━━ Input for this task
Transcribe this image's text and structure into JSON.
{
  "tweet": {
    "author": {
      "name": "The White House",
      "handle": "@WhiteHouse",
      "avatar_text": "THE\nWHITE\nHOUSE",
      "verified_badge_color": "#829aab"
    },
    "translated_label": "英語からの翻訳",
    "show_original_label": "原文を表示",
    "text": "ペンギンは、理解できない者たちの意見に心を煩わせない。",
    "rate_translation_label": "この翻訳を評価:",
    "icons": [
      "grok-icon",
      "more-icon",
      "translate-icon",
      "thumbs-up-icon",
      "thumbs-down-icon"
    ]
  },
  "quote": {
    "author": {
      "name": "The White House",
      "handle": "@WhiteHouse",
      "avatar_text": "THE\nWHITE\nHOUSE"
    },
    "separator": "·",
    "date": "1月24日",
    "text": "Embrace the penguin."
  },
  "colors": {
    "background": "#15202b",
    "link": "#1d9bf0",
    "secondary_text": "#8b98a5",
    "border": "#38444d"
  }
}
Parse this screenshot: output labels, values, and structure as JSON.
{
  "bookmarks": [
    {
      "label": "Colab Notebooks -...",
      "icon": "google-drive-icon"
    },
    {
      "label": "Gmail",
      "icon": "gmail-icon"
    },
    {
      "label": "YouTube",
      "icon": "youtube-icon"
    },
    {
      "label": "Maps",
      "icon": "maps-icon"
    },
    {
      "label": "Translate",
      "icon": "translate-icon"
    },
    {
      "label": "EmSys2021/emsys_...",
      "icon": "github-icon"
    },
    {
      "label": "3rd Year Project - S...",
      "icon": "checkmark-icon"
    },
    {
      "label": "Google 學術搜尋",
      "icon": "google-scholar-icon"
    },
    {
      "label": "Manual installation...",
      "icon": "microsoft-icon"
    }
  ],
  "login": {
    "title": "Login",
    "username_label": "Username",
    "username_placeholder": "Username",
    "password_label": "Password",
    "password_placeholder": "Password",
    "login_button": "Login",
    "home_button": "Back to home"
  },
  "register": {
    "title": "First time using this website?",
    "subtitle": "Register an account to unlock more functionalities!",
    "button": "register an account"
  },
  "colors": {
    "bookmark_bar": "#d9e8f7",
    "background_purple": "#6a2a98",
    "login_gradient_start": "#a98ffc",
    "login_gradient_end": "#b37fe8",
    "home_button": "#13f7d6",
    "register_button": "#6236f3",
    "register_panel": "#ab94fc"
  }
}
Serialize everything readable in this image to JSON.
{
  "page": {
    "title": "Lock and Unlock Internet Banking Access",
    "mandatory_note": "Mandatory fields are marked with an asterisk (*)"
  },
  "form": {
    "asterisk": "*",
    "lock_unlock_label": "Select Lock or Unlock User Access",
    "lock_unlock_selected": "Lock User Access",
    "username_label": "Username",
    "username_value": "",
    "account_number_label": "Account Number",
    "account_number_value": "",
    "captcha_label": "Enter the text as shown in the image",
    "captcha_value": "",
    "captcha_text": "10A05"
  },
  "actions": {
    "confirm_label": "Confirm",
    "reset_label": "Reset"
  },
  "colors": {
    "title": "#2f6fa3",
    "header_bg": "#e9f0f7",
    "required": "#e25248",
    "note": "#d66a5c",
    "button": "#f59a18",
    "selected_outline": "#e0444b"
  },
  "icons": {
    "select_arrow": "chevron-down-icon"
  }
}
━━━━
*Directions*
Your task is to repeat the data exactly, with nothing left out.

*Complete response*
Transcribe this image's text and structure into JSON.
{
  "tweet": {
    "author": {
      "name": "The White House",
      "handle": "@WhiteHouse",
      "avatar_text": "THE\nWHITE\nHOUSE",
      "verified_badge_color": "#829aab"
    },
    "translated_label": "英語からの翻訳",
    "show_original_label": "原文を表示",
    "text": "ペンギンは、理解できない者たちの意見に心を煩わせない。",
    "rate_translation_label": "この翻訳を評価:",
    "icons": [
      "grok-icon",
      "more-icon",
      "translate-icon",
      "thumbs-up-icon",
      "thumbs-down-icon"
    ]
  },
  "quote": {
    "author": {
      "name": "The White House",
      "handle": "@WhiteHouse",
      "avatar_text": "THE\nWHITE\nHOUSE"
    },
    "separator": "·",
    "date": "1月24日",
    "text": "Embrace the penguin."
  },
  "colors": {
    "background": "#15202b",
    "link": "#1d9bf0",
    "secondary_text": "#8b98a5",
    "border": "#38444d"
  }
}
Parse this screenshot: output labels, values, and structure as JSON.
{
  "bookmarks": [
    {
      "label": "Colab Notebooks -...",
      "icon": "google-drive-icon"
    },
    {
      "label": "Gmail",
      "icon": "gmail-icon"
    },
    {
      "label": "YouTube",
      "icon": "youtube-icon"
    },
    {
      "label": "Maps",
      "icon": "maps-icon"
    },
    {
      "label": "Translate",
      "icon": "translate-icon"
    },
    {
      "label": "EmSys2021/emsys_...",
      "icon": "github-icon"
    },
    {
      "label": "3rd Year Project - S...",
      "icon": "checkmark-icon"
    },
    {
      "label": "Google 學術搜尋",
      "icon": "google-scholar-icon"
    },
    {
      "label": "Manual installation...",
      "icon": "microsoft-icon"
    }
  ],
  "login": {
    "title": "Login",
    "username_label": "Username",
    "username_placeholder": "Username",
    "password_label": "Password",
    "password_placeholder": "Password",
    "login_button": "Login",
    "home_button": "Back to home"
  },
  "register": {
    "title": "First time using this website?",
    "subtitle": "Register an account to unlock more functionalities!",
    "button": "register an account"
  },
  "colors": {
    "bookmark_bar": "#d9e8f7",
    "background_purple": "#6a2a98",
    "login_gradient_start": "#a98ffc",
    "login_gradient_end": "#b37fe8",
    "home_button": "#13f7d6",
    "register_button": "#6236f3",
    "register_panel": "#ab94fc"
  }
}
Serialize everything readable in this image to JSON.
{
  "page": {
    "title": "Lock and Unlock Internet Banking Access",
    "mandatory_note": "Mandatory fields are marked with an asterisk (*)"
  },
  "form": {
    "asterisk": "*",
    "lock_unlock_label": "Select Lock or Unlock User Access",
    "lock_unlock_selected": "Lock User Access",
    "username_label": "Username",
    "username_value": "",
    "account_number_label": "Account Number",
    "account_number_value": "",
    "captcha_label": "Enter the text as shown in the image",
    "captcha_value": "",
    "captcha_text": "10A05"
  },
  "actions": {
    "confirm_label": "Confirm",
    "reset_label": "Reset"
  },
  "colors": {
    "title": "#2f6fa3",
    "header_bg": "#e9f0f7",
    "required": "#e25248",
    "note": "#d66a5c",
    "button": "#f59a18",
    "selected_outline": "#e0444b"
  },
  "icons": {
    "select_arrow": "chevron-down-icon"
  }
}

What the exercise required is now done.